:: BRIEF ::
Look through the lines below and extract each one that contains "symbol".
· · ·
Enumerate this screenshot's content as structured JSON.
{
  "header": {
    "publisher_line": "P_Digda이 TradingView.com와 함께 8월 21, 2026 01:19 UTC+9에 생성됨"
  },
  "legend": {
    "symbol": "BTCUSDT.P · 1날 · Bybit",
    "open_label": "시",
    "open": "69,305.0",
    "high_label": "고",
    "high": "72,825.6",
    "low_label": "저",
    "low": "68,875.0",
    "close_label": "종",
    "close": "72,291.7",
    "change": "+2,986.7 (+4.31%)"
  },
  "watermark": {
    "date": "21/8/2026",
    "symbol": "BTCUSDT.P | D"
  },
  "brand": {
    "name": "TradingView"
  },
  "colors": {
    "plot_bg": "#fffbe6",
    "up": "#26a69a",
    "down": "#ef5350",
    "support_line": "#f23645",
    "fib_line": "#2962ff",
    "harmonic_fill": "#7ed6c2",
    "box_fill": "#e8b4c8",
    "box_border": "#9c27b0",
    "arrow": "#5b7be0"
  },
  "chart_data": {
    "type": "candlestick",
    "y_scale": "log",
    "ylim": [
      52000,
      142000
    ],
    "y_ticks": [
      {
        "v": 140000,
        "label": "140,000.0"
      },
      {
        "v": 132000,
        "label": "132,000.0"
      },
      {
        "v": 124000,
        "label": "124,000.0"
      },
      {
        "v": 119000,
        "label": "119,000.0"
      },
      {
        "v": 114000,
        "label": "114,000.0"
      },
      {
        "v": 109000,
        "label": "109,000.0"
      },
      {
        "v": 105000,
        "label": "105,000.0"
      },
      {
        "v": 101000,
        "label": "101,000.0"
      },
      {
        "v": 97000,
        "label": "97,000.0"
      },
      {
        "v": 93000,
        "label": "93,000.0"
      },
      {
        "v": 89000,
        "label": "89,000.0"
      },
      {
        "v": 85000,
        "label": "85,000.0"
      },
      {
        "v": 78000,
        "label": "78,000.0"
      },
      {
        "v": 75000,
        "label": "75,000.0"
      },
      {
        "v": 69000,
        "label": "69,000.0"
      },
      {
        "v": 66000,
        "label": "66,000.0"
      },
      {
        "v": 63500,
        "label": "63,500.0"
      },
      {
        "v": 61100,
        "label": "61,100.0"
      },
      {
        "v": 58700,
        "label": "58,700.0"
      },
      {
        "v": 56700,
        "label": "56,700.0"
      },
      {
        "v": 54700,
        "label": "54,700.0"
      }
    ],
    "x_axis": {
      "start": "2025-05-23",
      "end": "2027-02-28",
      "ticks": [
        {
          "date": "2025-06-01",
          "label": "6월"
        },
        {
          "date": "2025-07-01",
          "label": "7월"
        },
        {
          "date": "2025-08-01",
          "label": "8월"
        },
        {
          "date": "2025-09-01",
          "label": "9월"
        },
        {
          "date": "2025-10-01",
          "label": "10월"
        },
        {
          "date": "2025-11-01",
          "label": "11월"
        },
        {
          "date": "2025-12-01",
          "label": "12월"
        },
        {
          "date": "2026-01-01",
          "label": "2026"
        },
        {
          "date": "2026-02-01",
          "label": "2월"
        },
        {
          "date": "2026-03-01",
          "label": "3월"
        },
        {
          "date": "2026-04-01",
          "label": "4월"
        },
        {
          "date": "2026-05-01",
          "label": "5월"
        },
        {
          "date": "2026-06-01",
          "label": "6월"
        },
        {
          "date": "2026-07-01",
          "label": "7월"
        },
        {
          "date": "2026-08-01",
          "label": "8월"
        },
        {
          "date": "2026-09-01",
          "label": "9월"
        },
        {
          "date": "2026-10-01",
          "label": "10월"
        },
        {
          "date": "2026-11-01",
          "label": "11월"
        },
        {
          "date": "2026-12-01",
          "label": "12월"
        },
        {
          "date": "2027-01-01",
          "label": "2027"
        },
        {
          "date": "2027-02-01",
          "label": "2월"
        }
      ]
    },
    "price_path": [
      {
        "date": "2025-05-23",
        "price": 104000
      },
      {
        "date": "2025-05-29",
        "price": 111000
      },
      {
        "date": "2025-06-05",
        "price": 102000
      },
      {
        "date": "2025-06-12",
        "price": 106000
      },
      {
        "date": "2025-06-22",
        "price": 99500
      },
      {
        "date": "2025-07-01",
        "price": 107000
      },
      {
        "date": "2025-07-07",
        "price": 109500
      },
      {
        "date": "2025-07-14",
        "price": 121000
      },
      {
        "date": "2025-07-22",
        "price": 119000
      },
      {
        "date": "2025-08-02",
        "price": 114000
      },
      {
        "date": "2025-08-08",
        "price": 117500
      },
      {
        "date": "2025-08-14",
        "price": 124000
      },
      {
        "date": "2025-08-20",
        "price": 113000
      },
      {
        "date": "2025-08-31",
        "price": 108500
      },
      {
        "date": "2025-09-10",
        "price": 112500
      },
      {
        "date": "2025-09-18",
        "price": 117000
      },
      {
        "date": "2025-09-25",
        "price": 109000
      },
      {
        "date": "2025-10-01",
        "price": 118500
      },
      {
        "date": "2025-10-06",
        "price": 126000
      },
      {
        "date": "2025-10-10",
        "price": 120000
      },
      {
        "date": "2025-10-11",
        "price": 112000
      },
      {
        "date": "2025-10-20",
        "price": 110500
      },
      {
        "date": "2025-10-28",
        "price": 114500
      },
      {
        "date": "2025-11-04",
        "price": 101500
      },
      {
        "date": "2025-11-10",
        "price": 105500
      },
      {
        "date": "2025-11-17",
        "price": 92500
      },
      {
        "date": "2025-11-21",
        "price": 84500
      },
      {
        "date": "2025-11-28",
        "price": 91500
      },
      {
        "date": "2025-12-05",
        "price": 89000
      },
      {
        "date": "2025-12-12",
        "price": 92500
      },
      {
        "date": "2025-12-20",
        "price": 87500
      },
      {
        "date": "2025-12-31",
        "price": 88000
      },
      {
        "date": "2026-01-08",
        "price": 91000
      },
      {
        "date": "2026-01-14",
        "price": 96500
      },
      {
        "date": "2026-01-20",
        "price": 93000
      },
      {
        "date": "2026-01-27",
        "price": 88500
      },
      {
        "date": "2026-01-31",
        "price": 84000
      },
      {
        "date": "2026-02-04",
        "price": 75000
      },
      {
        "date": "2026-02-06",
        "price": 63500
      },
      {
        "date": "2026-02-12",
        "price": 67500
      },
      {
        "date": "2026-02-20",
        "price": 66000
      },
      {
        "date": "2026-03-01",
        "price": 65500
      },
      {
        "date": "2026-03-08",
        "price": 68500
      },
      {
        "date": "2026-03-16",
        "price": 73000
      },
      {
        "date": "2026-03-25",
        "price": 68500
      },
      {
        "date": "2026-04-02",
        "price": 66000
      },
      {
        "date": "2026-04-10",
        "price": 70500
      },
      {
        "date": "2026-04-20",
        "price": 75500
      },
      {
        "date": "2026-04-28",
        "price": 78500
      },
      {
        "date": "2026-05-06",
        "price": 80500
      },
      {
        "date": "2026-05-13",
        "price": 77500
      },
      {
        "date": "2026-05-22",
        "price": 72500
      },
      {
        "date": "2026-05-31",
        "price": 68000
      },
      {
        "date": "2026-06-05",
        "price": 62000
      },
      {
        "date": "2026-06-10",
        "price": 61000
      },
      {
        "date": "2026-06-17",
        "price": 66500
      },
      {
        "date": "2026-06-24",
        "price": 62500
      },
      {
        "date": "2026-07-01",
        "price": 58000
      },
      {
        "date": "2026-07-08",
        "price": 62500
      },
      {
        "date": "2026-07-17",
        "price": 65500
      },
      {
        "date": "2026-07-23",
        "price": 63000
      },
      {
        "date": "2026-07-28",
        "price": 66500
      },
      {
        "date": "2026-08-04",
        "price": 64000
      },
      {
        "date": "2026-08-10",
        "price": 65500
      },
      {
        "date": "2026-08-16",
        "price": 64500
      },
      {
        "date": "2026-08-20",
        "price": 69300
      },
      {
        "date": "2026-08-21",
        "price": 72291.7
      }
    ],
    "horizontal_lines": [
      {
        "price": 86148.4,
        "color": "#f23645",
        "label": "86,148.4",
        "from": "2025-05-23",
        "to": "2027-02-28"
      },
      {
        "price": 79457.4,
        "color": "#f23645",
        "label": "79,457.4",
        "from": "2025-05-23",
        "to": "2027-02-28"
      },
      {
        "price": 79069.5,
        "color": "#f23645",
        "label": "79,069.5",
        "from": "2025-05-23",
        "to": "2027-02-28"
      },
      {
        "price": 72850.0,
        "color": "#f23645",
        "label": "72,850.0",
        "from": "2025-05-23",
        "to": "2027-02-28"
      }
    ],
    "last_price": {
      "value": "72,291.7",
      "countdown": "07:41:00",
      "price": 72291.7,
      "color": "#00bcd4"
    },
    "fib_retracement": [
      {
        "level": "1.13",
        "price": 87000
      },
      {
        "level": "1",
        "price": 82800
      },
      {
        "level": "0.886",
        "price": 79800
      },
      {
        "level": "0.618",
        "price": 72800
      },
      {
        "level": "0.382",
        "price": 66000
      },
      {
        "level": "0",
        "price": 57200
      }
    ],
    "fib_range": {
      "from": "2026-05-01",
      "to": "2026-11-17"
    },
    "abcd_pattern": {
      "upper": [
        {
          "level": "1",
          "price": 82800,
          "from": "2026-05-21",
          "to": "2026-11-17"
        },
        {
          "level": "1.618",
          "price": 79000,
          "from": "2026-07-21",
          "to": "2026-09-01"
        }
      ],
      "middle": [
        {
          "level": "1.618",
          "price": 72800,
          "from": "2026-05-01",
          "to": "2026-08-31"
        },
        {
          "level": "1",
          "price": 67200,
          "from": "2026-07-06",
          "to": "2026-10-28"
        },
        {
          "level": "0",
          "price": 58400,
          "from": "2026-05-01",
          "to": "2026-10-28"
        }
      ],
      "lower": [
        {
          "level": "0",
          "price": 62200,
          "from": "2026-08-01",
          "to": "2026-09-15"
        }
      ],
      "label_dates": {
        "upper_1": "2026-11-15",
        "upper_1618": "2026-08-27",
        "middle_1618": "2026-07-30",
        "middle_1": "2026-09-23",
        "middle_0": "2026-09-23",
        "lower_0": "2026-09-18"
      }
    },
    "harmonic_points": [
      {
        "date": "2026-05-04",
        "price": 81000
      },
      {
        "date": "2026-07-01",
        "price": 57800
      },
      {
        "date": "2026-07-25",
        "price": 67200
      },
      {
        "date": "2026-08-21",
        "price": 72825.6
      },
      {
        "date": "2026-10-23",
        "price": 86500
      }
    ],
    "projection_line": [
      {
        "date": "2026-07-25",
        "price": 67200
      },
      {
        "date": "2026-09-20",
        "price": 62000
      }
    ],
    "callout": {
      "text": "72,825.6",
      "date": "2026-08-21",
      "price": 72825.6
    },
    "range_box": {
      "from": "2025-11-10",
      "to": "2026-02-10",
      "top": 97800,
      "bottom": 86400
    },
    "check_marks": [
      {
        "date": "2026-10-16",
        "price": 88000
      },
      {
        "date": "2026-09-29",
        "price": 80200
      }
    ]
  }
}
· · ·
:: TASK ANSWER ::
    "symbol": "BTCUSDT.P · 1날 · Bybit",
    "symbol": "BTCUSDT.P | D"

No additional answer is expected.